* [Aim] Locate the line that contains "Give me the". Reproduce it and all following lines up to the end of the material, exactly and with nothing added.

Figure collection entries:
- - - - -
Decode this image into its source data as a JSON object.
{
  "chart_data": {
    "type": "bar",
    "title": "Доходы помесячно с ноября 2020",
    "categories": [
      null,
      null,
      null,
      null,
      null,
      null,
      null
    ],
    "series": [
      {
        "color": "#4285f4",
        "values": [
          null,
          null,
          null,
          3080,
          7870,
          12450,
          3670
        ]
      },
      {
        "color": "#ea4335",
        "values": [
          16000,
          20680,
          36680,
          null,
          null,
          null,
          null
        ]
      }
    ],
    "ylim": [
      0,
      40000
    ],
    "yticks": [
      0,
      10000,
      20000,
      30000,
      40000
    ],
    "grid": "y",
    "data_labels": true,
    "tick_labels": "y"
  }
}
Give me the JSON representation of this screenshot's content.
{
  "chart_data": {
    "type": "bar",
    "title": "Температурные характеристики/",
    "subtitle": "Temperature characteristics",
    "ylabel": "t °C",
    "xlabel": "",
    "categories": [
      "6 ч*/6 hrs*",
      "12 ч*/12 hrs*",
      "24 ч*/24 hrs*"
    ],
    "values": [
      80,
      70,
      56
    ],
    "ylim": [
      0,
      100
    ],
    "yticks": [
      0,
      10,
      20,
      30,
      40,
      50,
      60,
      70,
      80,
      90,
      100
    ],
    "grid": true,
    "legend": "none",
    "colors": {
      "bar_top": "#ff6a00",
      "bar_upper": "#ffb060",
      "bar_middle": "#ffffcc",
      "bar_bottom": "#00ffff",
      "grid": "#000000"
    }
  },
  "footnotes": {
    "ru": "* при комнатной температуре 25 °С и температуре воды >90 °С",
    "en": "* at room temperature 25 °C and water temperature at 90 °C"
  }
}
- - - - -
* [Solution to the exercise]
Give me the JSON representation of this screenshot's content.
{
  "chart_data": {
    "type": "bar",
    "title": "Температурные характеристики/",
    "subtitle": "Temperature characteristics",
    "ylabel": "t °C",
    "xlabel": "",
    "categories": [
      "6 ч*/6 hrs*",
      "12 ч*/12 hrs*",
      "24 ч*/24 hrs*"
    ],
    "values": [
      80,
      70,
      56
    ],
    "ylim": [
      0,
      100
    ],
    "yticks": [
      0,
      10,
      20,
      30,
      40,
      50,
      60,
      70,
      80,
      90,
      100
    ],
    "grid": true,
    "legend": "none",
    "colors": {
      "bar_top": "#ff6a00",
      "bar_upper": "#ffb060",
      "bar_middle": "#ffffcc",
      "bar_bottom": "#00ffff",
      "grid": "#000000"
    }
  },
  "footnotes": {
    "ru": "* при комнатной температуре 25 °С и температуре воды >90 °С",
    "en": "* at room temperature 25 °C and water temperature at 90 °C"
  }
}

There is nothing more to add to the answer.